─── Record extracts ───
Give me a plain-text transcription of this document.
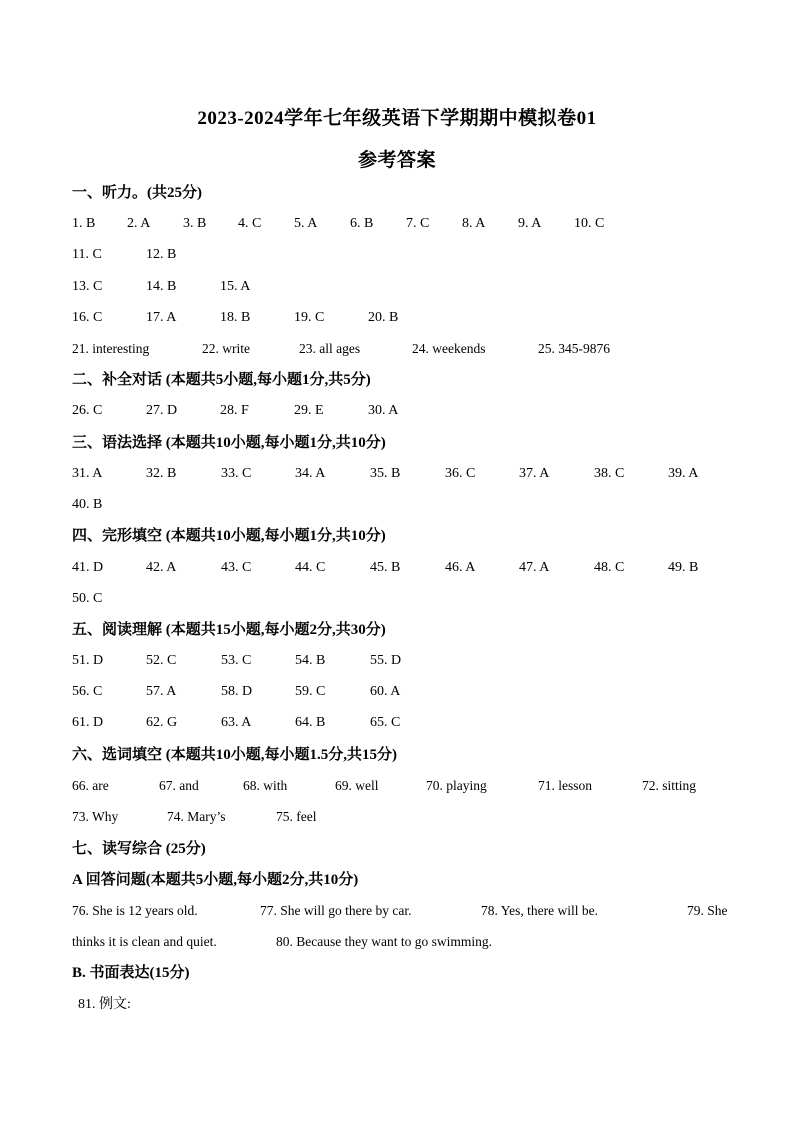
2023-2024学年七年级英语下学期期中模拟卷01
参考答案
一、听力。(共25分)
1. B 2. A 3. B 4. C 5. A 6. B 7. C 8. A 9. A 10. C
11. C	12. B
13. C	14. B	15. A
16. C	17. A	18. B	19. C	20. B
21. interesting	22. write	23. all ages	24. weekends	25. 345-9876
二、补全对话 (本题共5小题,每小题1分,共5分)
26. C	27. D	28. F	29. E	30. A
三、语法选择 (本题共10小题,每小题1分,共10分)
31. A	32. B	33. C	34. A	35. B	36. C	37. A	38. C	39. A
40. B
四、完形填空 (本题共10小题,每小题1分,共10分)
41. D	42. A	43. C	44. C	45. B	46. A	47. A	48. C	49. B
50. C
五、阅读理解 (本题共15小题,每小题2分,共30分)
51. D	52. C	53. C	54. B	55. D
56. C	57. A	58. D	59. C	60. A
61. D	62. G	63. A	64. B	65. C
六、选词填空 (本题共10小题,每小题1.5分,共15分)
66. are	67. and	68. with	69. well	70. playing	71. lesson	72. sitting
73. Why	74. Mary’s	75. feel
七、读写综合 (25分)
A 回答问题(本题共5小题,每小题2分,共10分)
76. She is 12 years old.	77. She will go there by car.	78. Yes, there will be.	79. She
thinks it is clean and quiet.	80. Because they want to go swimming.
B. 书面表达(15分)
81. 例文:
───
─── Record extracts ───
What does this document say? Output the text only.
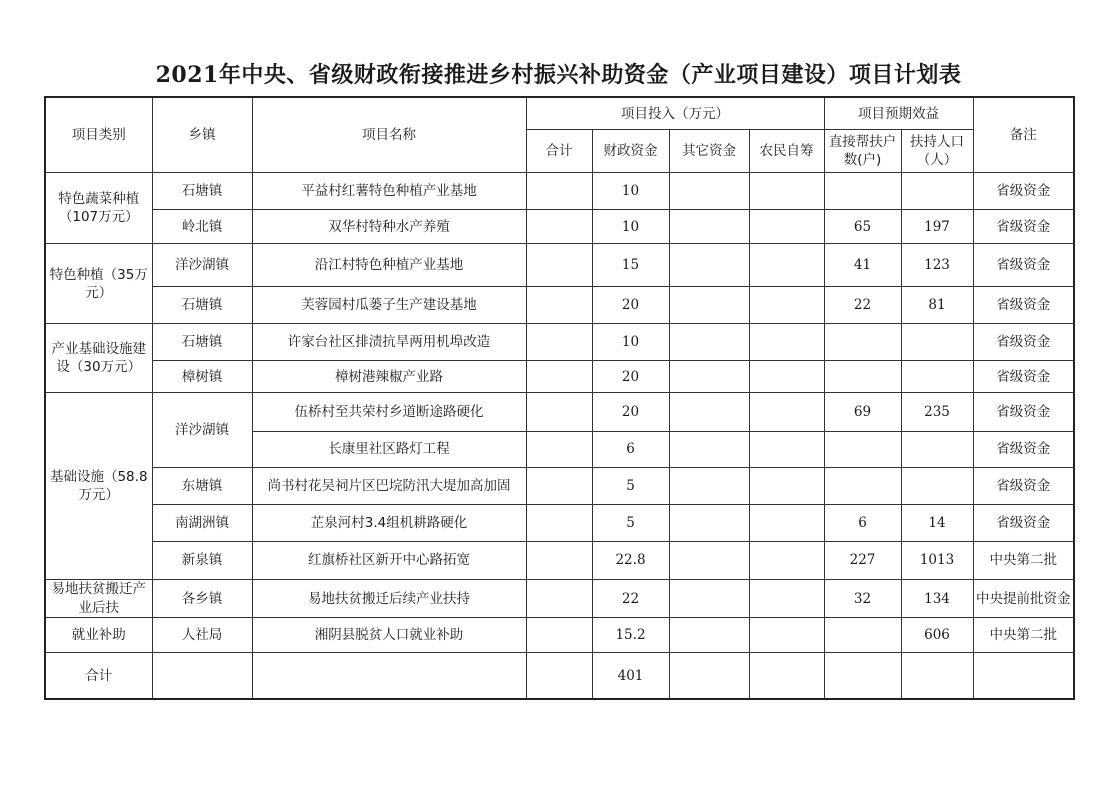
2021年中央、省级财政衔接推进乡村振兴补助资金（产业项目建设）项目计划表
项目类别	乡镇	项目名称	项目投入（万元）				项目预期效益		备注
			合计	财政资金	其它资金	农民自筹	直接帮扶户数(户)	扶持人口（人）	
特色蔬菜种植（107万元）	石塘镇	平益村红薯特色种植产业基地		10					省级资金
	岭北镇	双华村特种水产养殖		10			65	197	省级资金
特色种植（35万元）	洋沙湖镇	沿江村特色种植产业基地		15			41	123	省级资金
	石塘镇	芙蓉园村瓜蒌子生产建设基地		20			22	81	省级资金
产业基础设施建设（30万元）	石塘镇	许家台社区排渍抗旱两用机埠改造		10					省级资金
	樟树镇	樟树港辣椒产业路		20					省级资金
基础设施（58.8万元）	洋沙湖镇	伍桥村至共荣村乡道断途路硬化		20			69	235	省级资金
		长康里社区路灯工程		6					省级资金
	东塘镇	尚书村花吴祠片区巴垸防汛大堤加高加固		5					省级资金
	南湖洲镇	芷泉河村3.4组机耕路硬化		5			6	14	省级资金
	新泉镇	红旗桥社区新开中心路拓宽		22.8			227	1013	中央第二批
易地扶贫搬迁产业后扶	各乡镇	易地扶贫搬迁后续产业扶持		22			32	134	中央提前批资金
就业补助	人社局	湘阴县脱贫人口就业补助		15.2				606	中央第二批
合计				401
───
─── Record extracts ───
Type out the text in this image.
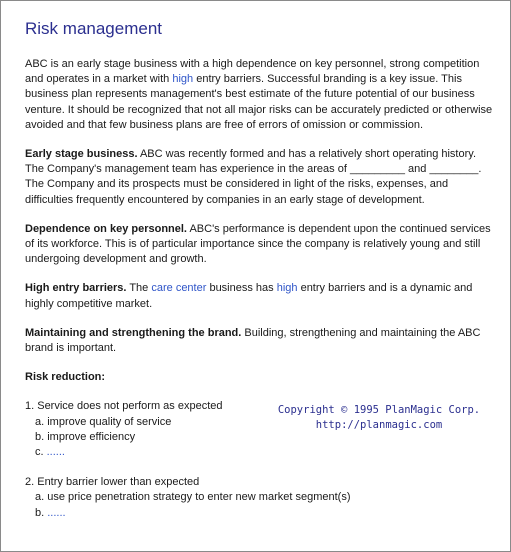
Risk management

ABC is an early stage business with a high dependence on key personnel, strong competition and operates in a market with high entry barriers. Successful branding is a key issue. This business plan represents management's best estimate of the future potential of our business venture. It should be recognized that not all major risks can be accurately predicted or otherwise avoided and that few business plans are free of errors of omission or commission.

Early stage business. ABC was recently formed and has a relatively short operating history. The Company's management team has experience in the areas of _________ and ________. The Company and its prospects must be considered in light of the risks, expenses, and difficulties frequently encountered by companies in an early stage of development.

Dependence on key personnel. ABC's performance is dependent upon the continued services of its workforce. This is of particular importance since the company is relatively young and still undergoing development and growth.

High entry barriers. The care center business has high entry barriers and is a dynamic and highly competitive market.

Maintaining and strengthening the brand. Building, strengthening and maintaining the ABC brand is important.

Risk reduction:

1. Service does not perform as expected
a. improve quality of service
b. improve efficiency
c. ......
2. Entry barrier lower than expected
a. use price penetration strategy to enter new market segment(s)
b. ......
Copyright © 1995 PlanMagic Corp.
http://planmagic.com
───
Do this. Pick out the lines containing the string "does" and show them.

Task solution.
What does this document say? Output the text only.
1. Service does not perform as expected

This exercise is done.